Provided data
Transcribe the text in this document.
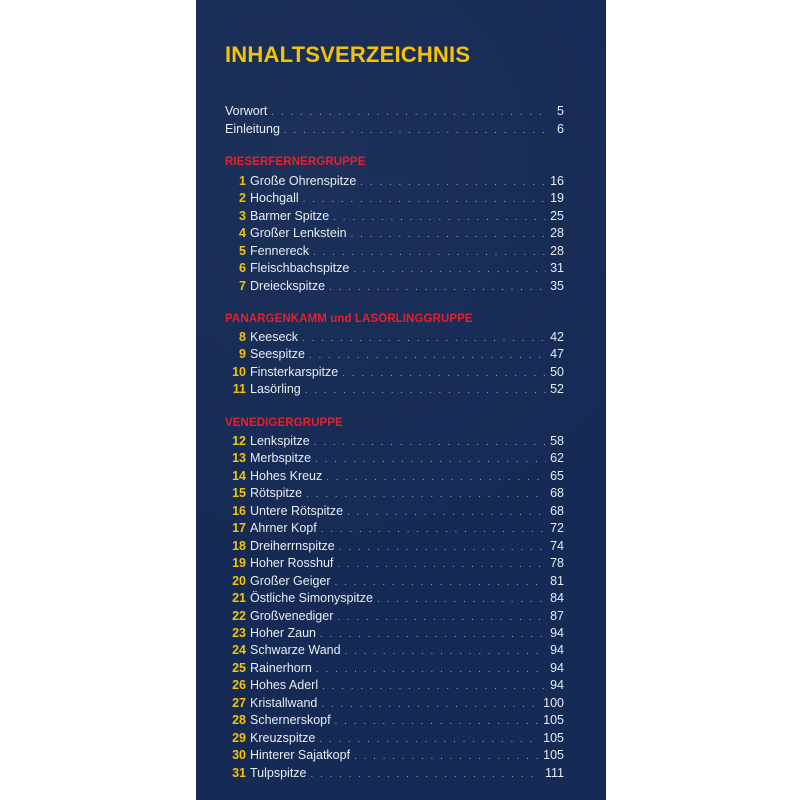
INHALTSVERZEICHNIS
Vorwort . . .	5
Einleitung . . .	6
RIESERFERNERGRUPPE
PANARGENKAMM und LASÖRLINGGRUPPE
VENEDIGERGRUPPE
1 Große Ohrenspitze . . .	16
2 Hochgall . . .	19
3 Barmer Spitze . . .	25
4 Großer Lenkstein . . .	28
5 Fennereck . . .	28
6 Fleischbachspitze . . .	31
7 Dreieckspitze . . .	35
8 Keeseck . . .	42
9 Seespitze . . .	47
10 Finsterkarspitze . . .	50
11 Lasörling . . .	52
12 Lenkspitze . . .	58
13 Merbspitze . . .	62
14 Hohes Kreuz . . .	65
15 Rötspitze . . .	68
16 Untere Rötspitze . . .	68
17 Ahrner Kopf . . .	72
18 Dreiherrnspitze . . .	74
19 Hoher Rosshuf . . .	78
20 Großer Geiger . . .	81
21 Östliche Simonyspitze . . .	84
22 Großvenediger . . .	87
23 Hoher Zaun . . .	94
24 Schwarze Wand . . .	94
25 Rainerhorn . . .	94
26 Hohes Aderl . . .	94
27 Kristallwand . . .	100
28 Schernerskopf . . .	105
29 Kreuzspitze . . .	105
30 Hinterer Sajatkopf . . .	105
31 Tulpspitze . . .	111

Directions for this task
Each record above is to be restated exactly, with its pictures removed from the copy.

Written solution
Transcribe the text in this document.
INHALTSVERZEICHNIS
Vorwort . . .	5
Einleitung . . .	6
RIESERFERNERGRUPPE
PANARGENKAMM und LASÖRLINGGRUPPE
VENEDIGERGRUPPE
1 Große Ohrenspitze . . .	16
2 Hochgall . . .	19
3 Barmer Spitze . . .	25
4 Großer Lenkstein . . .	28
5 Fennereck . . .	28
6 Fleischbachspitze . . .	31
7 Dreieckspitze . . .	35
8 Keeseck . . .	42
9 Seespitze . . .	47
10 Finsterkarspitze . . .	50
11 Lasörling . . .	52
12 Lenkspitze . . .	58
13 Merbspitze . . .	62
14 Hohes Kreuz . . .	65
15 Rötspitze . . .	68
16 Untere Rötspitze . . .	68
17 Ahrner Kopf . . .	72
18 Dreiherrnspitze . . .	74
19 Hoher Rosshuf . . .	78
20 Großer Geiger . . .	81
21 Östliche Simonyspitze . . .	84
22 Großvenediger . . .	87
23 Hoher Zaun . . .	94
24 Schwarze Wand . . .	94
25 Rainerhorn . . .	94
26 Hohes Aderl . . .	94
27 Kristallwand . . .	100
28 Schernerskopf . . .	105
29 Kreuzspitze . . .	105
30 Hinterer Sajatkopf . . .	105
31 Tulpspitze . . .	111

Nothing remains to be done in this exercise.